[Data records]

____

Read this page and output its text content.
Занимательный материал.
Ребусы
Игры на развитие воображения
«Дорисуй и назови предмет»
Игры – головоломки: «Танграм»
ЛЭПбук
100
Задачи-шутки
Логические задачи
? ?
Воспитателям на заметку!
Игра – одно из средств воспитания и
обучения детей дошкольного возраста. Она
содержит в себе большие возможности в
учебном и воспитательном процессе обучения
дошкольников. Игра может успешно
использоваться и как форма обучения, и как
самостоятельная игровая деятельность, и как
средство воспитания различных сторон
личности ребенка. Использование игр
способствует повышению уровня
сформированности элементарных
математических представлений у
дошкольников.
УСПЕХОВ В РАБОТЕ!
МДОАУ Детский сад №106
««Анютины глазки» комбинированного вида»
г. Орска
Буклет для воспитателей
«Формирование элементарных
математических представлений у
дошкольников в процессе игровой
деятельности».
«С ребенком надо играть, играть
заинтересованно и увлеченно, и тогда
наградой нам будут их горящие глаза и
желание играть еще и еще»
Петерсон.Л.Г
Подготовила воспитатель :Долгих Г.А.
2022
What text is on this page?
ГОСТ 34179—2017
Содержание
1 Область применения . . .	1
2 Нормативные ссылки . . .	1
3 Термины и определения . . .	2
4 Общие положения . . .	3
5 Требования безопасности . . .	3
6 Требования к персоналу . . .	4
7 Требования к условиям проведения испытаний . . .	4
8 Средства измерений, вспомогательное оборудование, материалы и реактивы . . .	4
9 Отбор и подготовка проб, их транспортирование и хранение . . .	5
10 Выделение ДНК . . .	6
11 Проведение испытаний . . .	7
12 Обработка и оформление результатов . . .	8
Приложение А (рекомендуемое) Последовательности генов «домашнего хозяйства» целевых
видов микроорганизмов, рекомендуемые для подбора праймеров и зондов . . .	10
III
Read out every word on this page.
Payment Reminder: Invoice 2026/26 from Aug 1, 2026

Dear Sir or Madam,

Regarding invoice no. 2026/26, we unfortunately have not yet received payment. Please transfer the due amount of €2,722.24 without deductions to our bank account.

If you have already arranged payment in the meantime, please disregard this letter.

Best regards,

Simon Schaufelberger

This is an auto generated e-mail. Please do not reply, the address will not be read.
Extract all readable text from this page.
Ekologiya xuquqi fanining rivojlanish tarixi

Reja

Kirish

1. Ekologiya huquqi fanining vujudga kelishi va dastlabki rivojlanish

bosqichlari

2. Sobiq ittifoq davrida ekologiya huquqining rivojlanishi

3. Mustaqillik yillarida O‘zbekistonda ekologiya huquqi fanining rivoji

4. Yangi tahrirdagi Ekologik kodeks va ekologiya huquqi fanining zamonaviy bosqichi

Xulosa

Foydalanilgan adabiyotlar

____

__What the task asks__:
Take every line containing the word "играть" and copy it.

__Answer to the task__:
«С ребенком надо играть, играть
желание играть еще и еще»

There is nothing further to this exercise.